§ TASK: Select the lines that contain "title" and copy each of them.

§ DATA SHOWN:
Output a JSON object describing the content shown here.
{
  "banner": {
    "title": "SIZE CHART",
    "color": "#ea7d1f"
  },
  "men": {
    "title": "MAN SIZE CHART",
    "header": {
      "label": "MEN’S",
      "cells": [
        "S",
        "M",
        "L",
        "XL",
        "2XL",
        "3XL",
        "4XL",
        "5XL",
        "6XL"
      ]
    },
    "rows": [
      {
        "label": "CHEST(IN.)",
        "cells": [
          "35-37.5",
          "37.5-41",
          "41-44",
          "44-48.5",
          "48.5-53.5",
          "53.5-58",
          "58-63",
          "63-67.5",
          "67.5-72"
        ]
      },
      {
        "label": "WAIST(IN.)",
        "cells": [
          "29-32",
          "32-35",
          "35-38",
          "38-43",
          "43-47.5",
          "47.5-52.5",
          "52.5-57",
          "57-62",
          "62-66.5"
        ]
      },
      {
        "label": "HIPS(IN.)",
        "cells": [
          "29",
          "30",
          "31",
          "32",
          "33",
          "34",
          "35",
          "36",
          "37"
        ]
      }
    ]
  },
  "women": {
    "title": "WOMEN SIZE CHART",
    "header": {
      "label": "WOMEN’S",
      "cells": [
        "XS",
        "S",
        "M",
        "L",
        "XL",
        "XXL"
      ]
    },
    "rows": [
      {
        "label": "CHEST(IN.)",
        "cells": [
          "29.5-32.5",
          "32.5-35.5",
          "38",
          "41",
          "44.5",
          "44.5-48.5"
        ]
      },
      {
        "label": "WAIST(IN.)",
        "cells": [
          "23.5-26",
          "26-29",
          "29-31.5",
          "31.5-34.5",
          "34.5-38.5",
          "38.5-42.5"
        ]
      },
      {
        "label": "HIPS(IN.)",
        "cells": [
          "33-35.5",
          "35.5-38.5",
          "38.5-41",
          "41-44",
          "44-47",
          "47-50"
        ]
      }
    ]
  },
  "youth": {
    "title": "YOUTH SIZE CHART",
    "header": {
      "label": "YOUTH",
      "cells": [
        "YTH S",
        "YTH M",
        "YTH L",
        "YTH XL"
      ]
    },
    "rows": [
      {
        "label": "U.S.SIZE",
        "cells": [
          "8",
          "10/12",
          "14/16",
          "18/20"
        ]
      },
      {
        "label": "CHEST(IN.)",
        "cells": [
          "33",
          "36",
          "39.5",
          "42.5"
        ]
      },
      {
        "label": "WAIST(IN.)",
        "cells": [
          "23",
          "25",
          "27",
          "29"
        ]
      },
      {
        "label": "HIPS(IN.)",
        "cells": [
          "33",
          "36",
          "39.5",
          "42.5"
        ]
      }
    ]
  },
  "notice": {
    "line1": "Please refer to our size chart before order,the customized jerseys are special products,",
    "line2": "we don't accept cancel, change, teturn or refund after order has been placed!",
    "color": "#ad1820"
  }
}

§ EXERCISE ANSWER:
    "title": "SIZE CHART",
    "title": "MAN SIZE CHART",
    "title": "WOMEN SIZE CHART",
    "title": "YOUTH SIZE CHART",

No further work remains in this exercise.